— Work required —
From the data that follows, copy every line holding the string "outer".

(Figure record listings)
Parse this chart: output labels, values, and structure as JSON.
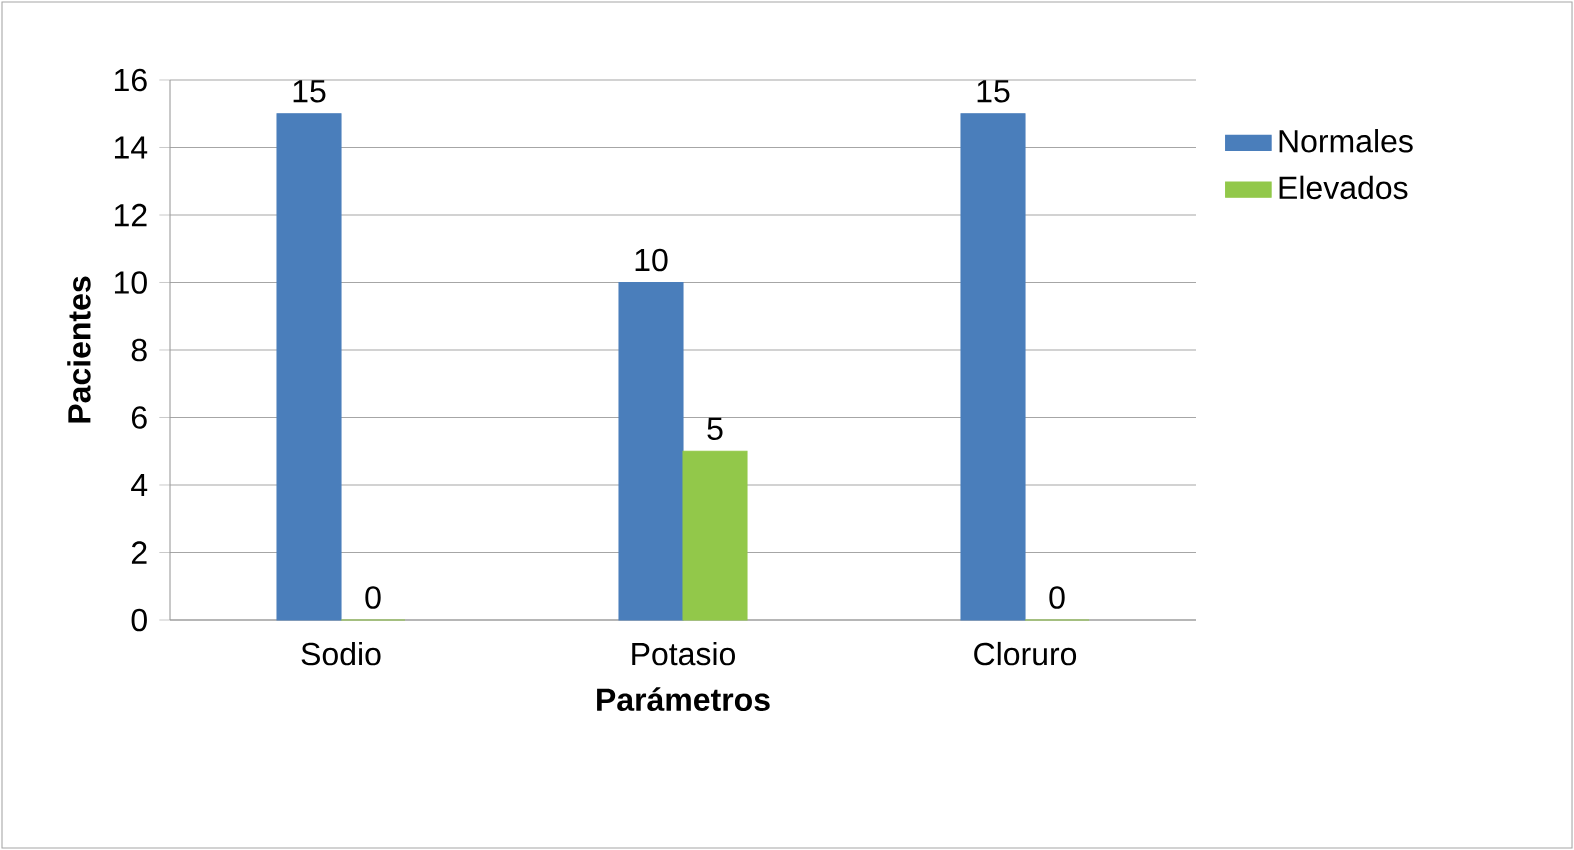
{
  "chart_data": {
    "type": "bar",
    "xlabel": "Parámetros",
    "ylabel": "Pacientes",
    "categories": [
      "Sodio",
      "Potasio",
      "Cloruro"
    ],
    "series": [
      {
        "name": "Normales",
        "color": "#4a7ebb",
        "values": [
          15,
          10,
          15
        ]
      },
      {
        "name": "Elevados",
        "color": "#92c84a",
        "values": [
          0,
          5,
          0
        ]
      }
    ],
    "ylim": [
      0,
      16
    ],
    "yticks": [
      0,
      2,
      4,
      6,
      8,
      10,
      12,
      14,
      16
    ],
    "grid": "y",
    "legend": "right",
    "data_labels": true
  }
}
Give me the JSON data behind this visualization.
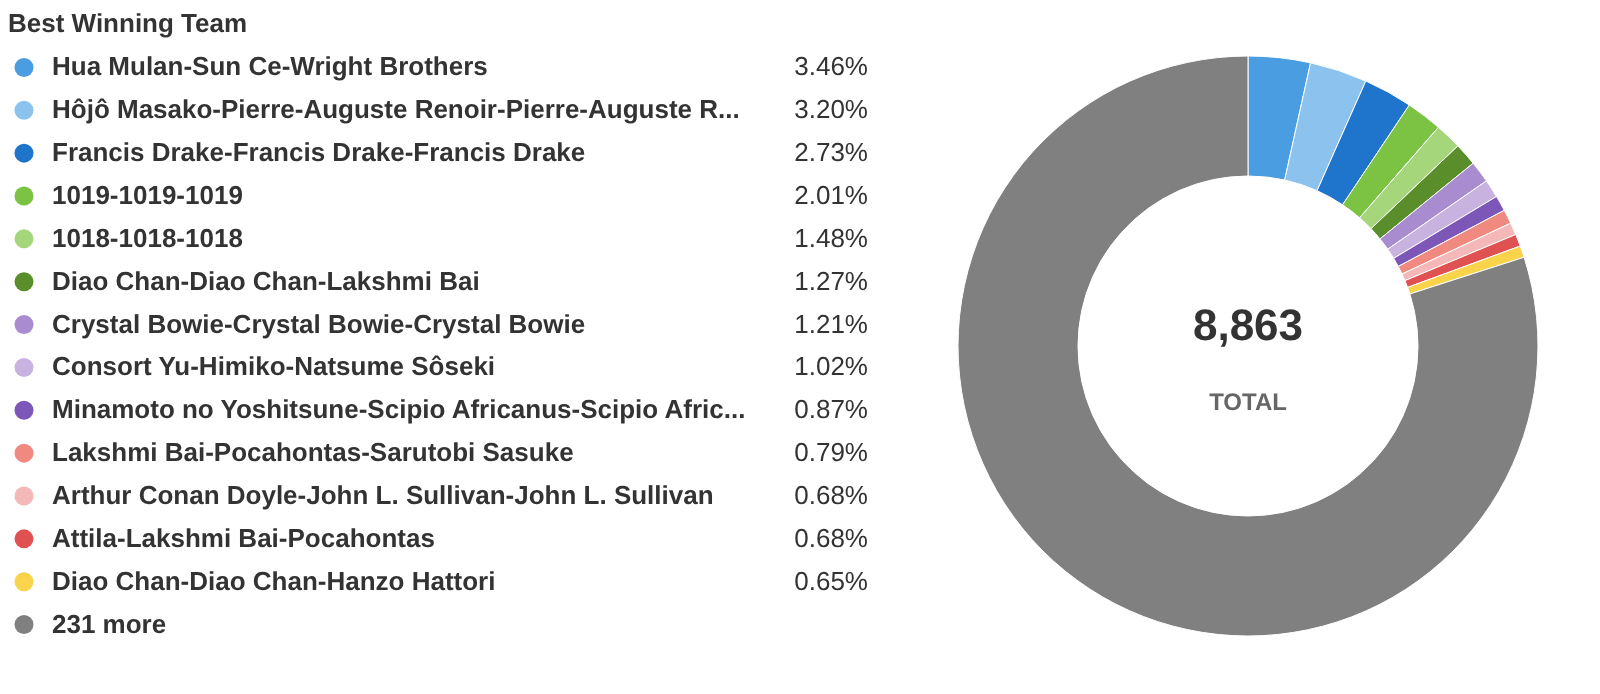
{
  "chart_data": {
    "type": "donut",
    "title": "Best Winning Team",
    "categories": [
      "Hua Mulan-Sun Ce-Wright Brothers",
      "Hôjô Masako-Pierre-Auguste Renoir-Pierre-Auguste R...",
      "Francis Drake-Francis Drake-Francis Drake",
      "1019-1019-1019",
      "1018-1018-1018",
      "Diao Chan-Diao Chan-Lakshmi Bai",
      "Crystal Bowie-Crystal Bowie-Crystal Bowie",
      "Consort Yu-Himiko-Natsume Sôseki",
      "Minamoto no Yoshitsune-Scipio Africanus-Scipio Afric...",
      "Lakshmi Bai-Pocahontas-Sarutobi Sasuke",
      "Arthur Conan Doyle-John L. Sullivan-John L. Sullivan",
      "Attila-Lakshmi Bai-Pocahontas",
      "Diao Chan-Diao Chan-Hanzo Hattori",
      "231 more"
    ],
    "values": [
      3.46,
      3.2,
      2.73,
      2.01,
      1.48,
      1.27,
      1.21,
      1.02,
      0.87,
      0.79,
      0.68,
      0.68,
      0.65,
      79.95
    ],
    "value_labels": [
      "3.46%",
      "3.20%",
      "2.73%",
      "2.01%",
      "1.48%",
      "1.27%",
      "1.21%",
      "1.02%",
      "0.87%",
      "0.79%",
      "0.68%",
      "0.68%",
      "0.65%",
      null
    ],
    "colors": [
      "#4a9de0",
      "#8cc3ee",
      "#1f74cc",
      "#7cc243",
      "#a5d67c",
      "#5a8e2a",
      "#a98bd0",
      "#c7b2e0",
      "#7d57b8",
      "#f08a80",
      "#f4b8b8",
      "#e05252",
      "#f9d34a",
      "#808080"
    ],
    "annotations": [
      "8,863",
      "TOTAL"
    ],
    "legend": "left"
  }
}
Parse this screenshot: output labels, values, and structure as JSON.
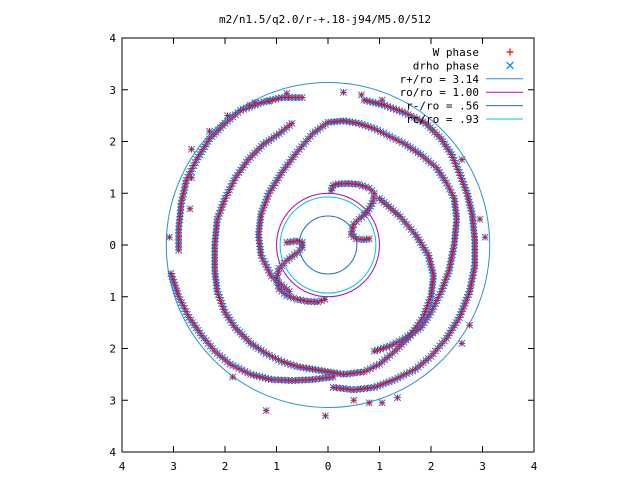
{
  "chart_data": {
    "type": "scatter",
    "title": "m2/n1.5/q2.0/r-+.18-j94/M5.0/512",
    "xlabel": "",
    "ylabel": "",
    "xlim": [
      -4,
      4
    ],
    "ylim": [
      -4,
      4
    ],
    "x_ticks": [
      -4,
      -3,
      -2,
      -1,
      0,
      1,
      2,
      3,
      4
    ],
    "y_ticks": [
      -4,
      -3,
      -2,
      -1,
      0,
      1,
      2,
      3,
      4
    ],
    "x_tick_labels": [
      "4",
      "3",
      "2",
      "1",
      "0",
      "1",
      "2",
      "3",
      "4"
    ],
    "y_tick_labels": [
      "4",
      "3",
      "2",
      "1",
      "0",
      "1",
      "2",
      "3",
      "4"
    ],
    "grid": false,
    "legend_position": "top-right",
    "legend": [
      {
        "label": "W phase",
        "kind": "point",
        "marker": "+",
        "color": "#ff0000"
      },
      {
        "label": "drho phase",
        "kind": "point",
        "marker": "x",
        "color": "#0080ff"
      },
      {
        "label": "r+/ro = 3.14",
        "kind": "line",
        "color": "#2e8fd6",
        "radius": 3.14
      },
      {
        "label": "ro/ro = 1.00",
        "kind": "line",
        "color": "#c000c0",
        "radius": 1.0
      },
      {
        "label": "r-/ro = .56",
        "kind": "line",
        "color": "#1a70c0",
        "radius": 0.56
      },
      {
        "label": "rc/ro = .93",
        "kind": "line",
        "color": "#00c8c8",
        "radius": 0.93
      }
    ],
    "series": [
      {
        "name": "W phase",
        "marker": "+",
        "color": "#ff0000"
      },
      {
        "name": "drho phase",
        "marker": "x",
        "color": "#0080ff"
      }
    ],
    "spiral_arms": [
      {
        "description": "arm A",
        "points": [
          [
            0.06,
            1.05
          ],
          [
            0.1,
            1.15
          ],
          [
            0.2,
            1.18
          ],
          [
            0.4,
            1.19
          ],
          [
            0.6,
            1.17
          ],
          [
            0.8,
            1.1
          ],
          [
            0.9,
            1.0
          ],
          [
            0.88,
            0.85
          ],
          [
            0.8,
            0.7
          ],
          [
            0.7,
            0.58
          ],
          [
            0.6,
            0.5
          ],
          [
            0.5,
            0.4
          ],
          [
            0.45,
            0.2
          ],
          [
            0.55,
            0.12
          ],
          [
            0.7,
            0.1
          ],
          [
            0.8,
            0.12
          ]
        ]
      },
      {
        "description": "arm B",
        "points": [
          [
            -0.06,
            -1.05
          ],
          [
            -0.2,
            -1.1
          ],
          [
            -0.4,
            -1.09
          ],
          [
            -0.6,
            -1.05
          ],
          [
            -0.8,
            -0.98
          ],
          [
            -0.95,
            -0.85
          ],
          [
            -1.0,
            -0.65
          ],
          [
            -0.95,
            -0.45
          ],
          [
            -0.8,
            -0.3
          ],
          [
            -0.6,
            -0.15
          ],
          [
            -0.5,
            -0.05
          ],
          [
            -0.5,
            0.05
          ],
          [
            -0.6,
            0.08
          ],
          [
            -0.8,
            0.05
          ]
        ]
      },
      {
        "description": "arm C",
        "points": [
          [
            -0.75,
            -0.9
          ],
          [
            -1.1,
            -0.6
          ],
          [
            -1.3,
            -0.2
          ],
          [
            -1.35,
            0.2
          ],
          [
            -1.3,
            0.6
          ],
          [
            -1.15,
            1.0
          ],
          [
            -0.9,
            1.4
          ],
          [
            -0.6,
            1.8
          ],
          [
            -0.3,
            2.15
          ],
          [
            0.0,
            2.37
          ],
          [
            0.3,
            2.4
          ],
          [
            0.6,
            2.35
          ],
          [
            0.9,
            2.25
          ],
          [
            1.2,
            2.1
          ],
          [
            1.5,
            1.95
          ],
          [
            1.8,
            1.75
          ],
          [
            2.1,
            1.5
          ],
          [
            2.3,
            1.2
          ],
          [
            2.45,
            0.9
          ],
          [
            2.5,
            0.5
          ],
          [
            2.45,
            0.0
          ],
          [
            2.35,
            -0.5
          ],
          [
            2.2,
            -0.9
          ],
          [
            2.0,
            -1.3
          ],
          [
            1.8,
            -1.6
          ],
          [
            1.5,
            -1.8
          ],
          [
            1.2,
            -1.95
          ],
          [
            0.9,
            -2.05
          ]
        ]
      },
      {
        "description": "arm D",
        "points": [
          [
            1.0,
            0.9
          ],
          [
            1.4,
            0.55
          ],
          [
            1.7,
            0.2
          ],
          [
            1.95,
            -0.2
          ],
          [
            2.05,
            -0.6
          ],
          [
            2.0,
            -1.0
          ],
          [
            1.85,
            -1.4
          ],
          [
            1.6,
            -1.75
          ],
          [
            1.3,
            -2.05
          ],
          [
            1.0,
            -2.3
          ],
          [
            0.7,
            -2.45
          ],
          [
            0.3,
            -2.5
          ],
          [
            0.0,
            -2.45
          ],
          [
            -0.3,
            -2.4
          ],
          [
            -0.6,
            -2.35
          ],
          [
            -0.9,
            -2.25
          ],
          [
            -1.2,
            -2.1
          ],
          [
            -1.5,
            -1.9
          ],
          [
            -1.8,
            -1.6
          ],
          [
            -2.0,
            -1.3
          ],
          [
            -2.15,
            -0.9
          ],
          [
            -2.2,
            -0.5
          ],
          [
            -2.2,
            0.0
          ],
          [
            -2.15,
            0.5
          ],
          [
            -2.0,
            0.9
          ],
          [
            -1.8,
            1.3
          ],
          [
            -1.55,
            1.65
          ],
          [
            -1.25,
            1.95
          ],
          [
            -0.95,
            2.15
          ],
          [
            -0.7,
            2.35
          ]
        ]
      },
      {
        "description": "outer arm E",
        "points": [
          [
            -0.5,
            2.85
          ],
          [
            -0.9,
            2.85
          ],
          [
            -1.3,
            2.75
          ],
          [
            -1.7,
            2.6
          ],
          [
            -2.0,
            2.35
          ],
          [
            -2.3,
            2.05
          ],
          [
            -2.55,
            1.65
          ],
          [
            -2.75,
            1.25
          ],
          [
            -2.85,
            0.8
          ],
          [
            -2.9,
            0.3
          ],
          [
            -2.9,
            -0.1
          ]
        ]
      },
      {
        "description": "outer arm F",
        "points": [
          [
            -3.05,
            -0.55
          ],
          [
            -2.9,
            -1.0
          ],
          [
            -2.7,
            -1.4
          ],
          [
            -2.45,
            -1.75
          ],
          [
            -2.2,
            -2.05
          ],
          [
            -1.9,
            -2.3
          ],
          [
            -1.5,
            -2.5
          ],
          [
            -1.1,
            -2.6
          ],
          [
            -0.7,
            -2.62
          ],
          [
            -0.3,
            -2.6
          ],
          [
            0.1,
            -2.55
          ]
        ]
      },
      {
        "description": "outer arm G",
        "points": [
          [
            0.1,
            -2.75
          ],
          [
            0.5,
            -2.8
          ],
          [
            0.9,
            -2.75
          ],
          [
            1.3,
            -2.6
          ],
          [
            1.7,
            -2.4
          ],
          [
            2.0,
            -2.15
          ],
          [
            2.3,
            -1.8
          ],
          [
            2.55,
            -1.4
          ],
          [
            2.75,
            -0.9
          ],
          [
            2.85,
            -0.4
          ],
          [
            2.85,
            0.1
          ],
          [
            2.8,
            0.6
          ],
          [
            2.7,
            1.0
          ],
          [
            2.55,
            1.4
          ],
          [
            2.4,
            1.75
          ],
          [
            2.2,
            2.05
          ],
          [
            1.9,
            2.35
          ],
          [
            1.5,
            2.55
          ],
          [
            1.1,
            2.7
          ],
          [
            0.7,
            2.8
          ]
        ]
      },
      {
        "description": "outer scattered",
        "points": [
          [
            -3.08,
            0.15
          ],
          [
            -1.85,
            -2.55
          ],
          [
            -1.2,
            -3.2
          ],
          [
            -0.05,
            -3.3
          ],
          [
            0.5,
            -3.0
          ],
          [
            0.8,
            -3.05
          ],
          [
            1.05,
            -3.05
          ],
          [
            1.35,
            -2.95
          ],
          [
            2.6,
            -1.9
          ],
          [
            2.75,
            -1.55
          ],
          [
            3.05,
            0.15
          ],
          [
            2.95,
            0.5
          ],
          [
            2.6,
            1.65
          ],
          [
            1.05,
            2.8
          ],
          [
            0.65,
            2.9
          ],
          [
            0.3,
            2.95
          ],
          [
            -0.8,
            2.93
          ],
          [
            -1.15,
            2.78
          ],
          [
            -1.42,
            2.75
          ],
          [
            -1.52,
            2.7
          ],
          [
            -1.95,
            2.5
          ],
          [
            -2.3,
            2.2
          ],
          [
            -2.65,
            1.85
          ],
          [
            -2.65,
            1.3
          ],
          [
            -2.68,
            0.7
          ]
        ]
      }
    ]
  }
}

— Complete answer —
        "description": "outer arm E",
        "description": "outer arm F",
        "description": "outer arm G",
        "description": "outer scattered",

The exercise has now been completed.